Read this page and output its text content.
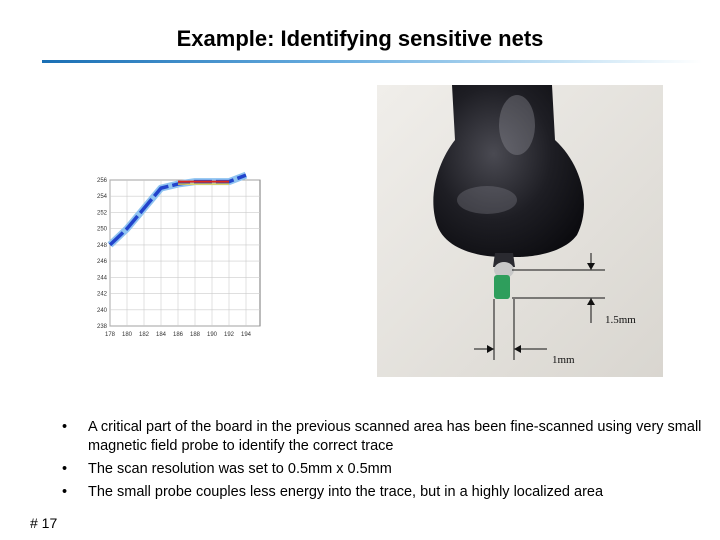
Example: Identifying sensitive nets
256
254
252
250
248
246
244
242
240
238
178 180 182 184 186 188 190 192 194
1.5mm
1mm
•	A critical part of the board in the previous scanned area has been fine-scanned using very small magnetic field probe to identify the correct trace
•	The scan resolution was set to 0.5mm x 0.5mm
•	The small probe couples less energy into the trace, but in a highly localized area
# 17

....................

* **WRITTEN TASK**
The answer is a single number: how many lines include the word "area"?

* **ANSWER BELOW**
2